* _To do_
Restate the whole listing exactly.

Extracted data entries
>> Start

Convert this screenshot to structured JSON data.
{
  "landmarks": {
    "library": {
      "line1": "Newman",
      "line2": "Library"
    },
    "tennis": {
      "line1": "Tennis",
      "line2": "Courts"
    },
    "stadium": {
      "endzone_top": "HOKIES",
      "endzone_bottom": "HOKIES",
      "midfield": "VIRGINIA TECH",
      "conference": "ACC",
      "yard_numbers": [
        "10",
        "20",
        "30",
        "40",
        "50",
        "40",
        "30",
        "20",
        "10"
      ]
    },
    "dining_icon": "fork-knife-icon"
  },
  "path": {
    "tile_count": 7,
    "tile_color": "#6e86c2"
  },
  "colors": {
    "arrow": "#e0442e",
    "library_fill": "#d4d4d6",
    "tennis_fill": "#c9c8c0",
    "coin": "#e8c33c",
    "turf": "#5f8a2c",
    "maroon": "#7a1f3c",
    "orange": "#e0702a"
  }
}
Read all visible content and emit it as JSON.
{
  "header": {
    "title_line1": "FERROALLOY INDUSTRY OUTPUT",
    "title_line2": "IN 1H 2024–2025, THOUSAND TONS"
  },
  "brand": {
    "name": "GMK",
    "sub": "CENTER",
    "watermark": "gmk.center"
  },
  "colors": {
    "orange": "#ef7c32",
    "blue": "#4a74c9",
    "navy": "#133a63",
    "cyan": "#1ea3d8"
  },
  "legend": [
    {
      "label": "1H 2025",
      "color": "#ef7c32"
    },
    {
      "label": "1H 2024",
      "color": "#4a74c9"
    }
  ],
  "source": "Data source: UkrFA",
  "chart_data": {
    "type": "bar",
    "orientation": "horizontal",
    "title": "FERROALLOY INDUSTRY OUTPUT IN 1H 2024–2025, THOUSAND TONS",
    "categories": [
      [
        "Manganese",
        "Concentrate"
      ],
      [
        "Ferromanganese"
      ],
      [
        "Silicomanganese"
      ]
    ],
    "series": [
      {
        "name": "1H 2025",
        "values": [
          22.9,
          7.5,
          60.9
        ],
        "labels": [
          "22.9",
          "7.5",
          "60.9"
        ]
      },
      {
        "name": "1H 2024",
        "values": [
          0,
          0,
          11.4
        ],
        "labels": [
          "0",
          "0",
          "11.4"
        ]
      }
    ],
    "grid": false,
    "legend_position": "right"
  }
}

>> End

* _Completed task_
Convert this screenshot to structured JSON data.
{
  "landmarks": {
    "library": {
      "line1": "Newman",
      "line2": "Library"
    },
    "tennis": {
      "line1": "Tennis",
      "line2": "Courts"
    },
    "stadium": {
      "endzone_top": "HOKIES",
      "endzone_bottom": "HOKIES",
      "midfield": "VIRGINIA TECH",
      "conference": "ACC",
      "yard_numbers": [
        "10",
        "20",
        "30",
        "40",
        "50",
        "40",
        "30",
        "20",
        "10"
      ]
    },
    "dining_icon": "fork-knife-icon"
  },
  "path": {
    "tile_count": 7,
    "tile_color": "#6e86c2"
  },
  "colors": {
    "arrow": "#e0442e",
    "library_fill": "#d4d4d6",
    "tennis_fill": "#c9c8c0",
    "coin": "#e8c33c",
    "turf": "#5f8a2c",
    "maroon": "#7a1f3c",
    "orange": "#e0702a"
  }
}
Read all visible content and emit it as JSON.
{
  "header": {
    "title_line1": "FERROALLOY INDUSTRY OUTPUT",
    "title_line2": "IN 1H 2024–2025, THOUSAND TONS"
  },
  "brand": {
    "name": "GMK",
    "sub": "CENTER",
    "watermark": "gmk.center"
  },
  "colors": {
    "orange": "#ef7c32",
    "blue": "#4a74c9",
    "navy": "#133a63",
    "cyan": "#1ea3d8"
  },
  "legend": [
    {
      "label": "1H 2025",
      "color": "#ef7c32"
    },
    {
      "label": "1H 2024",
      "color": "#4a74c9"
    }
  ],
  "source": "Data source: UkrFA",
  "chart_data": {
    "type": "bar",
    "orientation": "horizontal",
    "title": "FERROALLOY INDUSTRY OUTPUT IN 1H 2024–2025, THOUSAND TONS",
    "categories": [
      [
        "Manganese",
        "Concentrate"
      ],
      [
        "Ferromanganese"
      ],
      [
        "Silicomanganese"
      ]
    ],
    "series": [
      {
        "name": "1H 2025",
        "values": [
          22.9,
          7.5,
          60.9
        ],
        "labels": [
          "22.9",
          "7.5",
          "60.9"
        ]
      },
      {
        "name": "1H 2024",
        "values": [
          0,
          0,
          11.4
        ],
        "labels": [
          "0",
          "0",
          "11.4"
        ]
      }
    ],
    "grid": false,
    "legend_position": "right"
  }
}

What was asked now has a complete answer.